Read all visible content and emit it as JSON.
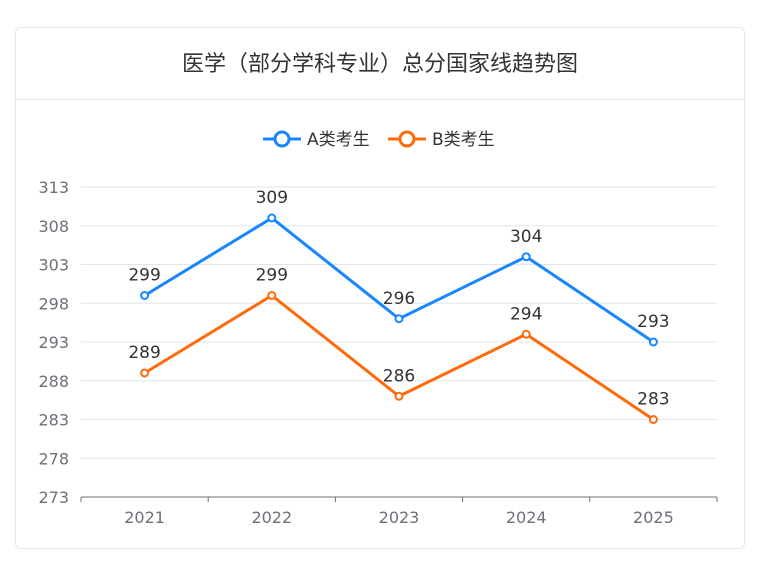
{
  "chart_data": {
    "type": "line",
    "title": "医学（部分学科专业）总分国家线趋势图",
    "categories": [
      "2021",
      "2022",
      "2023",
      "2024",
      "2025"
    ],
    "series": [
      {
        "name": "A类考生",
        "values": [
          299,
          309,
          296,
          304,
          293
        ],
        "color": "#1786ff"
      },
      {
        "name": "B类考生",
        "values": [
          289,
          299,
          286,
          294,
          283
        ],
        "color": "#ff6a0a"
      }
    ],
    "ylim": [
      273,
      313
    ],
    "yticks": [
      273,
      278,
      283,
      288,
      293,
      298,
      303,
      308,
      313
    ],
    "grid": true,
    "legend": "top-center",
    "xlabel": "",
    "ylabel": ""
  }
}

※ ※ ※

→ **Instructions to follow**: Output all of the entries verbatim, leaving out any images.

→ **Expected answer**:
Read all visible content and emit it as JSON.
{
  "chart_data": {
    "type": "line",
    "title": "医学（部分学科专业）总分国家线趋势图",
    "categories": [
      "2021",
      "2022",
      "2023",
      "2024",
      "2025"
    ],
    "series": [
      {
        "name": "A类考生",
        "values": [
          299,
          309,
          296,
          304,
          293
        ],
        "color": "#1786ff"
      },
      {
        "name": "B类考生",
        "values": [
          289,
          299,
          286,
          294,
          283
        ],
        "color": "#ff6a0a"
      }
    ],
    "ylim": [
      273,
      313
    ],
    "yticks": [
      273,
      278,
      283,
      288,
      293,
      298,
      303,
      308,
      313
    ],
    "grid": true,
    "legend": "top-center",
    "xlabel": "",
    "ylabel": ""
  }
}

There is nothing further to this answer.